Collected data entries:
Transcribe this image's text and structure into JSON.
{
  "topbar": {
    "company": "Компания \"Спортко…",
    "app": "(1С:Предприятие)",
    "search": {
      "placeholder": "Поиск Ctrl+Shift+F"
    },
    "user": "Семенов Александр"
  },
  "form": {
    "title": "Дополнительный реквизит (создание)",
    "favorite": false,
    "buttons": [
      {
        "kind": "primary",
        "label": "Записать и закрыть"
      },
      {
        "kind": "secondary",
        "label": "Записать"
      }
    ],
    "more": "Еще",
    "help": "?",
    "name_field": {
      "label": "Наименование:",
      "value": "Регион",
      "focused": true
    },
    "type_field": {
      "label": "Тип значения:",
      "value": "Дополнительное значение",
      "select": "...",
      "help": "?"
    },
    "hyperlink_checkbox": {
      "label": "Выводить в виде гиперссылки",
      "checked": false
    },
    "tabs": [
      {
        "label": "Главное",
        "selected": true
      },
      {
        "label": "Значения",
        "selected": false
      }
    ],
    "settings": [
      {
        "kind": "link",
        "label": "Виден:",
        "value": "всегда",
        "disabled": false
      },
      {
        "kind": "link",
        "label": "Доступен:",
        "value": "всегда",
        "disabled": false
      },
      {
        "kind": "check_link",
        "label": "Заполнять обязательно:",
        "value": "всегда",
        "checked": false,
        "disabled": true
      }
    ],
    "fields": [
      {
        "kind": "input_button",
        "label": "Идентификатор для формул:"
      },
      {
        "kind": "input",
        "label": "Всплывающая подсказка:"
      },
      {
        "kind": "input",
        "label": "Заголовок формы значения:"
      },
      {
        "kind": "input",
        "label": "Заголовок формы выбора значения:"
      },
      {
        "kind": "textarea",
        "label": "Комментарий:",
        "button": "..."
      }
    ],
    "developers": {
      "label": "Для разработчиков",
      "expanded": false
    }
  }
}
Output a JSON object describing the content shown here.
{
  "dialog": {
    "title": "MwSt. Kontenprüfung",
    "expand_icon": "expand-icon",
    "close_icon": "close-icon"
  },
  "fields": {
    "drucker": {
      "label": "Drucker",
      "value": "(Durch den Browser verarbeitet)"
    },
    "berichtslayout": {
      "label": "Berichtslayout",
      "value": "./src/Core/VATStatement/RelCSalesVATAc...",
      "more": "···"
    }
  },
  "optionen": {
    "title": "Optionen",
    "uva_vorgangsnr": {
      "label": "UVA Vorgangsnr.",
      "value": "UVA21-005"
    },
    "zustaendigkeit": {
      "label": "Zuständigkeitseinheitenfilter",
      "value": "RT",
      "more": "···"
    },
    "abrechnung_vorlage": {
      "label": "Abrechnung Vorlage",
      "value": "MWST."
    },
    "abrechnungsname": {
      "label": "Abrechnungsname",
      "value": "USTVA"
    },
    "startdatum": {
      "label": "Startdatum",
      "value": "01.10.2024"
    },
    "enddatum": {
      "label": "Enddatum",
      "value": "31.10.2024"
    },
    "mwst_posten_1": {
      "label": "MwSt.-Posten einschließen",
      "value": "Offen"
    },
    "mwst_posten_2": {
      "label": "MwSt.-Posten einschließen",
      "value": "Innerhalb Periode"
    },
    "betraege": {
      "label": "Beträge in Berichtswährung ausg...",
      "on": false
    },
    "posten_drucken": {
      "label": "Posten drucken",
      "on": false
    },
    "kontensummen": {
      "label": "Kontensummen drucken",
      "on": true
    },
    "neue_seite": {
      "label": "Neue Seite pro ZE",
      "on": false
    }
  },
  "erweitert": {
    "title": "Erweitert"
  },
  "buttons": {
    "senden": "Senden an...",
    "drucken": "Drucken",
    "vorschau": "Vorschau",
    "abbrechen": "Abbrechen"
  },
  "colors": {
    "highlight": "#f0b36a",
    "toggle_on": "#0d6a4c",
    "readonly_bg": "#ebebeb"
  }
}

Task details:
Write out every record, exactly as written.

Solution to the problem:
Transcribe this image's text and structure into JSON.
{
  "topbar": {
    "company": "Компания \"Спортко…",
    "app": "(1С:Предприятие)",
    "search": {
      "placeholder": "Поиск Ctrl+Shift+F"
    },
    "user": "Семенов Александр"
  },
  "form": {
    "title": "Дополнительный реквизит (создание)",
    "favorite": false,
    "buttons": [
      {
        "kind": "primary",
        "label": "Записать и закрыть"
      },
      {
        "kind": "secondary",
        "label": "Записать"
      }
    ],
    "more": "Еще",
    "help": "?",
    "name_field": {
      "label": "Наименование:",
      "value": "Регион",
      "focused": true
    },
    "type_field": {
      "label": "Тип значения:",
      "value": "Дополнительное значение",
      "select": "...",
      "help": "?"
    },
    "hyperlink_checkbox": {
      "label": "Выводить в виде гиперссылки",
      "checked": false
    },
    "tabs": [
      {
        "label": "Главное",
        "selected": true
      },
      {
        "label": "Значения",
        "selected": false
      }
    ],
    "settings": [
      {
        "kind": "link",
        "label": "Виден:",
        "value": "всегда",
        "disabled": false
      },
      {
        "kind": "link",
        "label": "Доступен:",
        "value": "всегда",
        "disabled": false
      },
      {
        "kind": "check_link",
        "label": "Заполнять обязательно:",
        "value": "всегда",
        "checked": false,
        "disabled": true
      }
    ],
    "fields": [
      {
        "kind": "input_button",
        "label": "Идентификатор для формул:"
      },
      {
        "kind": "input",
        "label": "Всплывающая подсказка:"
      },
      {
        "kind": "input",
        "label": "Заголовок формы значения:"
      },
      {
        "kind": "input",
        "label": "Заголовок формы выбора значения:"
      },
      {
        "kind": "textarea",
        "label": "Комментарий:",
        "button": "..."
      }
    ],
    "developers": {
      "label": "Для разработчиков",
      "expanded": false
    }
  }
}
Output a JSON object describing the content shown here.
{
  "dialog": {
    "title": "MwSt. Kontenprüfung",
    "expand_icon": "expand-icon",
    "close_icon": "close-icon"
  },
  "fields": {
    "drucker": {
      "label": "Drucker",
      "value": "(Durch den Browser verarbeitet)"
    },
    "berichtslayout": {
      "label": "Berichtslayout",
      "value": "./src/Core/VATStatement/RelCSalesVATAc...",
      "more": "···"
    }
  },
  "optionen": {
    "title": "Optionen",
    "uva_vorgangsnr": {
      "label": "UVA Vorgangsnr.",
      "value": "UVA21-005"
    },
    "zustaendigkeit": {
      "label": "Zuständigkeitseinheitenfilter",
      "value": "RT",
      "more": "···"
    },
    "abrechnung_vorlage": {
      "label": "Abrechnung Vorlage",
      "value": "MWST."
    },
    "abrechnungsname": {
      "label": "Abrechnungsname",
      "value": "USTVA"
    },
    "startdatum": {
      "label": "Startdatum",
      "value": "01.10.2024"
    },
    "enddatum": {
      "label": "Enddatum",
      "value": "31.10.2024"
    },
    "mwst_posten_1": {
      "label": "MwSt.-Posten einschließen",
      "value": "Offen"
    },
    "mwst_posten_2": {
      "label": "MwSt.-Posten einschließen",
      "value": "Innerhalb Periode"
    },
    "betraege": {
      "label": "Beträge in Berichtswährung ausg...",
      "on": false
    },
    "posten_drucken": {
      "label": "Posten drucken",
      "on": false
    },
    "kontensummen": {
      "label": "Kontensummen drucken",
      "on": true
    },
    "neue_seite": {
      "label": "Neue Seite pro ZE",
      "on": false
    }
  },
  "erweitert": {
    "title": "Erweitert"
  },
  "buttons": {
    "senden": "Senden an...",
    "drucken": "Drucken",
    "vorschau": "Vorschau",
    "abbrechen": "Abbrechen"
  },
  "colors": {
    "highlight": "#f0b36a",
    "toggle_on": "#0d6a4c",
    "readonly_bg": "#ebebeb"
  }
}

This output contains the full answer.